- [Exercise description]
Isolate every line in the data with the string "will" and copy it.

- [Recorded data]

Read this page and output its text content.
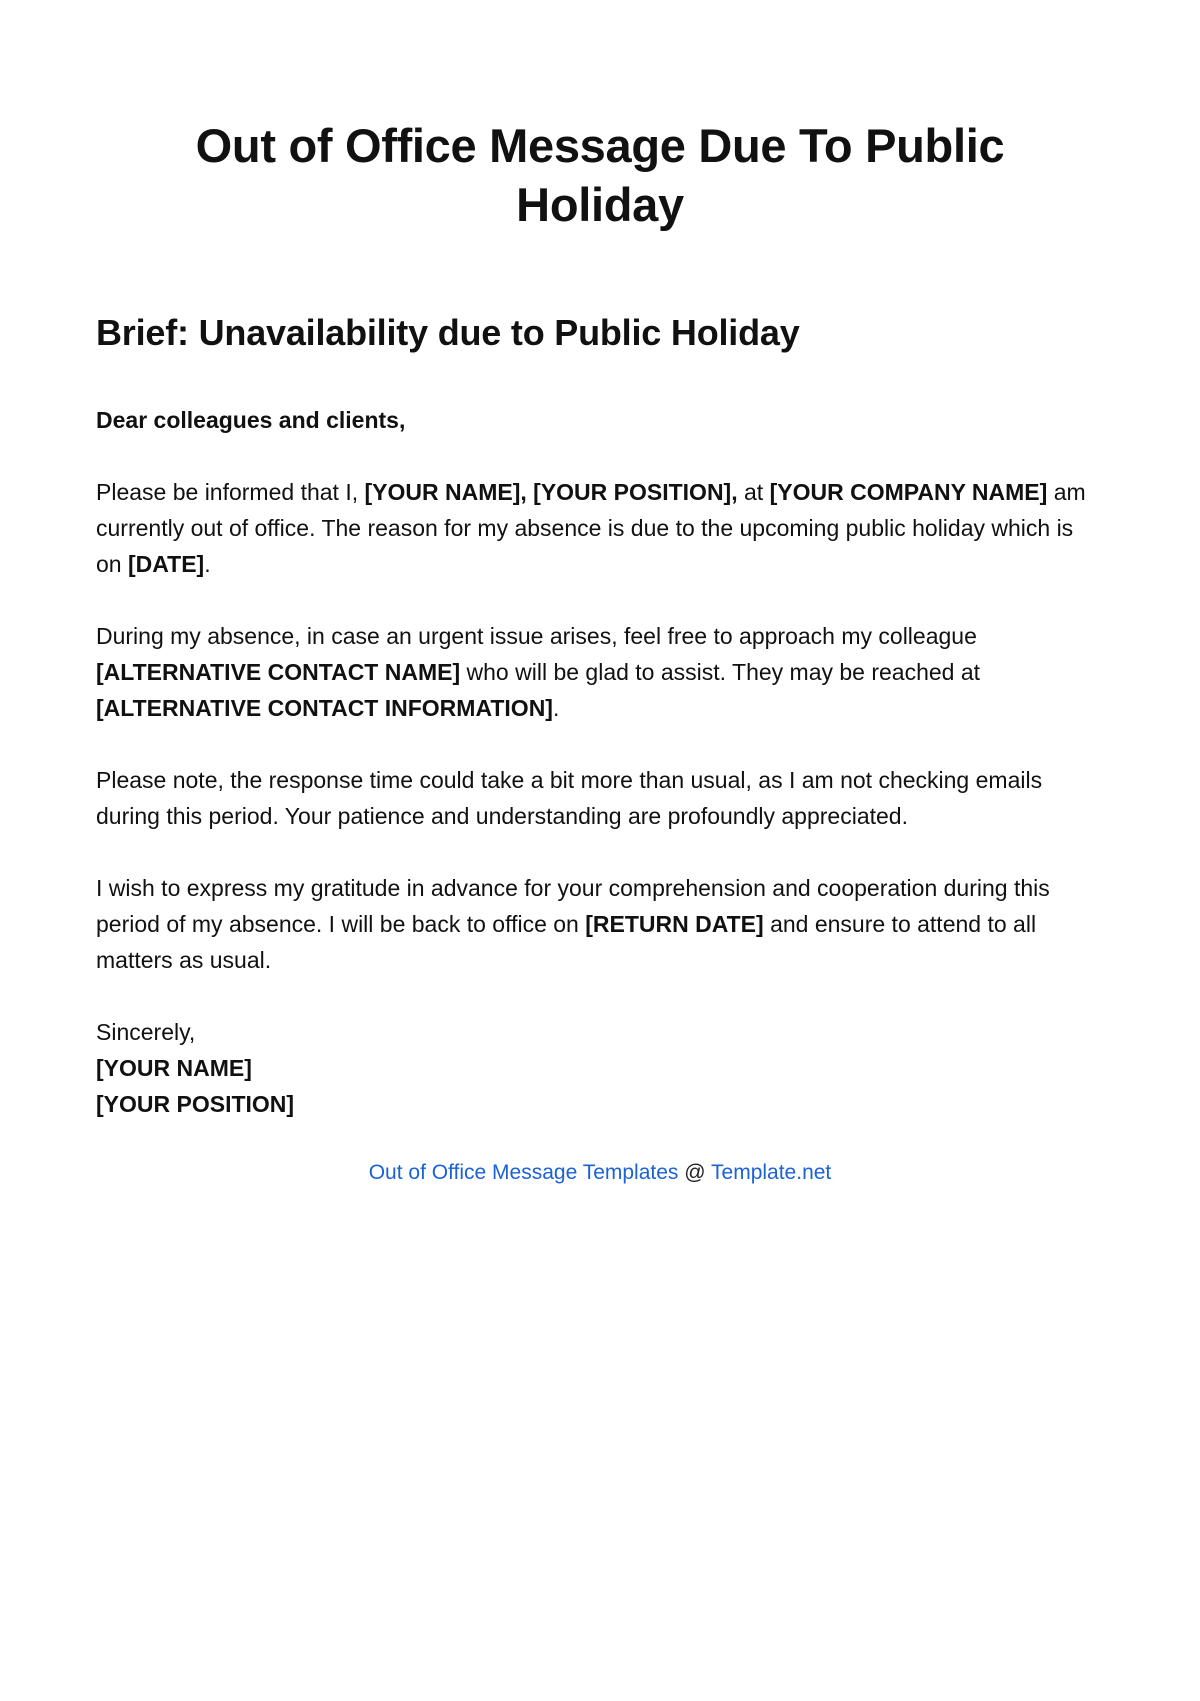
Out of Office Message Due To Public Holiday
Brief: Unavailability due to Public Holiday

Dear colleagues and clients,

Please be informed that I, [YOUR NAME], [YOUR POSITION], at [YOUR COMPANY NAME] am currently out of office. The reason for my absence is due to the upcoming public holiday which is on [DATE].

During my absence, in case an urgent issue arises, feel free to approach my colleague [ALTERNATIVE CONTACT NAME] who will be glad to assist. They may be reached at [ALTERNATIVE CONTACT INFORMATION].

Please note, the response time could take a bit more than usual, as I am not checking emails during this period. Your patience and understanding are profoundly appreciated.

I wish to express my gratitude in advance for your comprehension and cooperation during this period of my absence. I will be back to office on [RETURN DATE] and ensure to attend to all matters as usual.

Sincerely,

[YOUR NAME]

[YOUR POSITION]

Out of Office Message Templates @ Template.net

- [Full response]
During my absence, in case an urgent issue arises, feel free to approach my colleague [ALTERNATIVE CONTACT NAME] who will be glad to assist. They may be reached at [ALTERNATIVE CONTACT INFORMATION].
I wish to express my gratitude in advance for your comprehension and cooperation during this period of my absence. I will be back to office on [RETURN DATE] and ensure to attend to all matters as usual.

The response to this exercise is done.